TASK DETAILS
Your answer should be only a number: how many lines include the word "kgCm".

Dataset rows
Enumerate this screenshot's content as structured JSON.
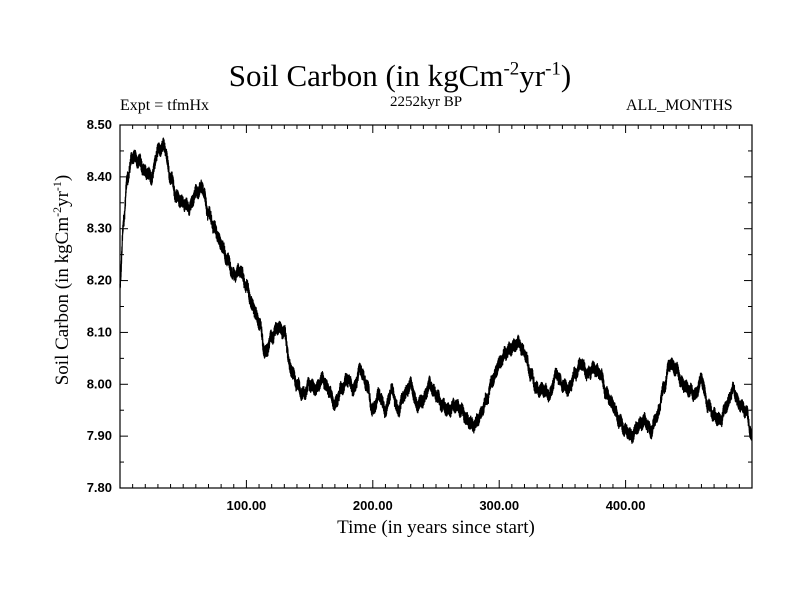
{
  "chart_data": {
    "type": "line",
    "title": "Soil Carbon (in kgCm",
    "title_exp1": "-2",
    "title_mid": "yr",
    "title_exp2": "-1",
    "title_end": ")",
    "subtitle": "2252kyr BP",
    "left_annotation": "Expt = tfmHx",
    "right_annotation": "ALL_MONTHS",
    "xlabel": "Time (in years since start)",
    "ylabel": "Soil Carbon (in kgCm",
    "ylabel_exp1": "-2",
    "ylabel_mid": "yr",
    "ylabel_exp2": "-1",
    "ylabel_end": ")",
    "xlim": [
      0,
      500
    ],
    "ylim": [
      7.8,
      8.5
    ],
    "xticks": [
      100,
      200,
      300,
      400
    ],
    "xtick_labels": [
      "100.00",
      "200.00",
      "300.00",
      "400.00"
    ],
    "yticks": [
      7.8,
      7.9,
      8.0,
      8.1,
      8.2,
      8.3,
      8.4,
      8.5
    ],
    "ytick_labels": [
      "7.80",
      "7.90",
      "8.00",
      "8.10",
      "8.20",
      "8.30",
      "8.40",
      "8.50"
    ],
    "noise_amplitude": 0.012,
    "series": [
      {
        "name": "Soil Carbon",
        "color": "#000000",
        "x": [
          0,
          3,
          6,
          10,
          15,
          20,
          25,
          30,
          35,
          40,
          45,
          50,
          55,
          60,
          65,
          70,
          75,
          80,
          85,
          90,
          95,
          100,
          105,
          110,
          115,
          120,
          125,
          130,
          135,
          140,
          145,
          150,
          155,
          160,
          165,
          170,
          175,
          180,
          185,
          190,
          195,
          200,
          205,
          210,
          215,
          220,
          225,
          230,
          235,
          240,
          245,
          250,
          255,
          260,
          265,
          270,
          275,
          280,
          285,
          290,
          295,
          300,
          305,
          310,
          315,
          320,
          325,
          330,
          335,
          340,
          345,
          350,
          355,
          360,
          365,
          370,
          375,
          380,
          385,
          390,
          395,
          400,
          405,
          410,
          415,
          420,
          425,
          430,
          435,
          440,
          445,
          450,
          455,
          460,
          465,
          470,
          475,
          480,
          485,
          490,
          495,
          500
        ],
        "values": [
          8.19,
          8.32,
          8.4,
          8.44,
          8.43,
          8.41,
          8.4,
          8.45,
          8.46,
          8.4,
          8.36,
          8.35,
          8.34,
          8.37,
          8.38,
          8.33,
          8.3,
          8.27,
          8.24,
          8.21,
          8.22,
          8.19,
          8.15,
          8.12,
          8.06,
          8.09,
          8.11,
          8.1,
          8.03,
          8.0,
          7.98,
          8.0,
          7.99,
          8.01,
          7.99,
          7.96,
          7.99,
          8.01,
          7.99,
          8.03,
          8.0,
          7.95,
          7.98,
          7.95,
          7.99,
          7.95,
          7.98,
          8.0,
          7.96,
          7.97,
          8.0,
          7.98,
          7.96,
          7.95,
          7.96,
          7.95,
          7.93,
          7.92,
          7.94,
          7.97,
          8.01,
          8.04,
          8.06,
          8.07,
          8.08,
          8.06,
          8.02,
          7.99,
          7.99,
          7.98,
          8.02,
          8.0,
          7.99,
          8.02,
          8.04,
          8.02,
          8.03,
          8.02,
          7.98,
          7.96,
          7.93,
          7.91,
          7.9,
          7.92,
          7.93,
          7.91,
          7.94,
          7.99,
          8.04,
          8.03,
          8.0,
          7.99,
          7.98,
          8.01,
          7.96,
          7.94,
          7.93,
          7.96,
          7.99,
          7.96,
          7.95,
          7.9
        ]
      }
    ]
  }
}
==
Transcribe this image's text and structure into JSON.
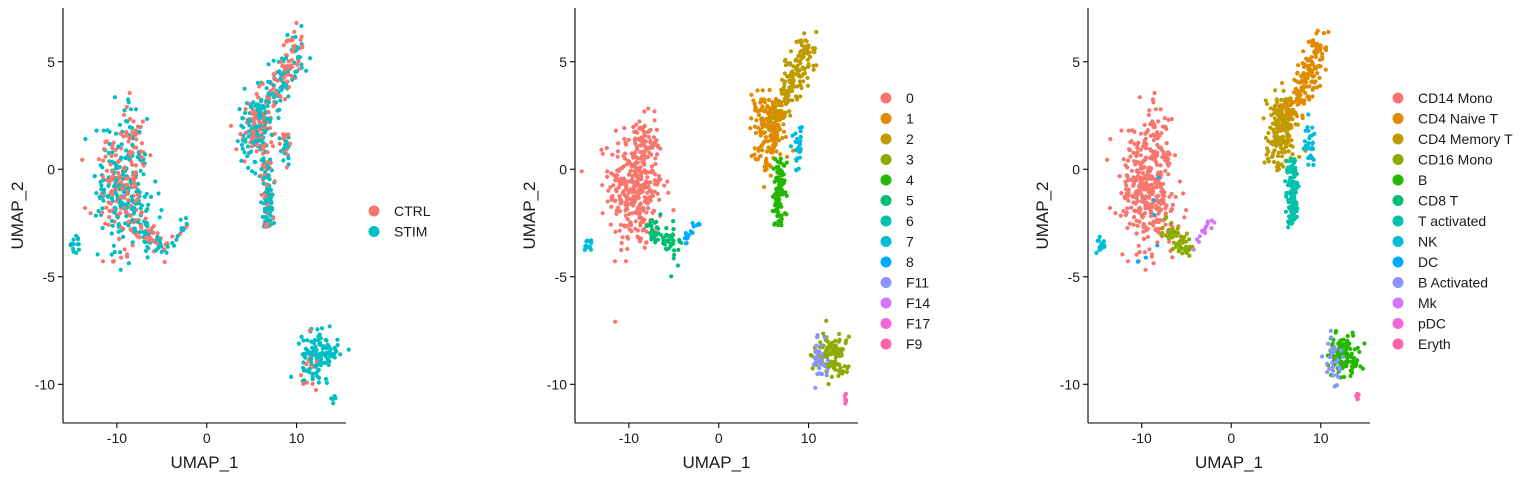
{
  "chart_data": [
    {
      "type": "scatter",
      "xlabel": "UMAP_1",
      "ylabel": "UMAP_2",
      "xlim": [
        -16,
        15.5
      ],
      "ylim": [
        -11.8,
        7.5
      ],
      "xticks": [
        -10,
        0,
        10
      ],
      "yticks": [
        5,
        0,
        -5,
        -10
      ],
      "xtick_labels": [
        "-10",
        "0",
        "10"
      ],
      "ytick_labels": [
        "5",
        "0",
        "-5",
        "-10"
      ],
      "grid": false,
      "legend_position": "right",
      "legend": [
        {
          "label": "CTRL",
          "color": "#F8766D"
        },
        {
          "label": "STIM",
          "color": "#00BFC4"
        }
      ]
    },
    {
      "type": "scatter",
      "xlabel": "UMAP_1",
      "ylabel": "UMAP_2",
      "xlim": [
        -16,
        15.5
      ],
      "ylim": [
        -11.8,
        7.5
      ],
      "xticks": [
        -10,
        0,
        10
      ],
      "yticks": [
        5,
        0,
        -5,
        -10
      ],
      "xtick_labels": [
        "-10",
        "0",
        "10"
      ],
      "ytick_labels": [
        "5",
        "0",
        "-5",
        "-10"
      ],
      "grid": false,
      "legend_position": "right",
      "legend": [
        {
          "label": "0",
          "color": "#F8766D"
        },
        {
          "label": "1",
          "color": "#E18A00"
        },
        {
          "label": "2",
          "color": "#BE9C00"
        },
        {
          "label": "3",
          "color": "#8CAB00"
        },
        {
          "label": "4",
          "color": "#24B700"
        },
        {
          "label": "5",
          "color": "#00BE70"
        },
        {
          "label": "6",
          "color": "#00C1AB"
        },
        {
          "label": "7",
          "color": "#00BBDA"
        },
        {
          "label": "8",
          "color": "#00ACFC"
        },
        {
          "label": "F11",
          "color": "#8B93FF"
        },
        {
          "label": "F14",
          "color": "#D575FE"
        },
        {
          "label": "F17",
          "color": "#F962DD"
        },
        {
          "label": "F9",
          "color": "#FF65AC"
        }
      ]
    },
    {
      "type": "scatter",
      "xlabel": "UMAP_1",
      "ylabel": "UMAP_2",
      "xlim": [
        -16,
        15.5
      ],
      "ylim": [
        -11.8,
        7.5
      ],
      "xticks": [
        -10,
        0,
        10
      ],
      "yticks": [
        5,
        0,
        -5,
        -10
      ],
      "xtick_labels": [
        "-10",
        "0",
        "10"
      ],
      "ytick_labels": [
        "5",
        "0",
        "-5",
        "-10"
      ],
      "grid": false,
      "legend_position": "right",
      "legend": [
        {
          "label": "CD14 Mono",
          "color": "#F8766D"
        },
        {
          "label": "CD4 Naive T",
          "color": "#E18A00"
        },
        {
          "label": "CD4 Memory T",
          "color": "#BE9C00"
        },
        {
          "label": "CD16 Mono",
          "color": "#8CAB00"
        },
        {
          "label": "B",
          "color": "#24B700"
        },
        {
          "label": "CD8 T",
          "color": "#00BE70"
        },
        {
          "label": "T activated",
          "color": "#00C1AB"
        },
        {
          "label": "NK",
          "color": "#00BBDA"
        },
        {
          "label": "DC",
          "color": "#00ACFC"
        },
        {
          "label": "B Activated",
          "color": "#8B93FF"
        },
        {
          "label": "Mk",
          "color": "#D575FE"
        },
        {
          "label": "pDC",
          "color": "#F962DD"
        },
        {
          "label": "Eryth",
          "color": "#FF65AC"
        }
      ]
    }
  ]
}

RESPONSE
2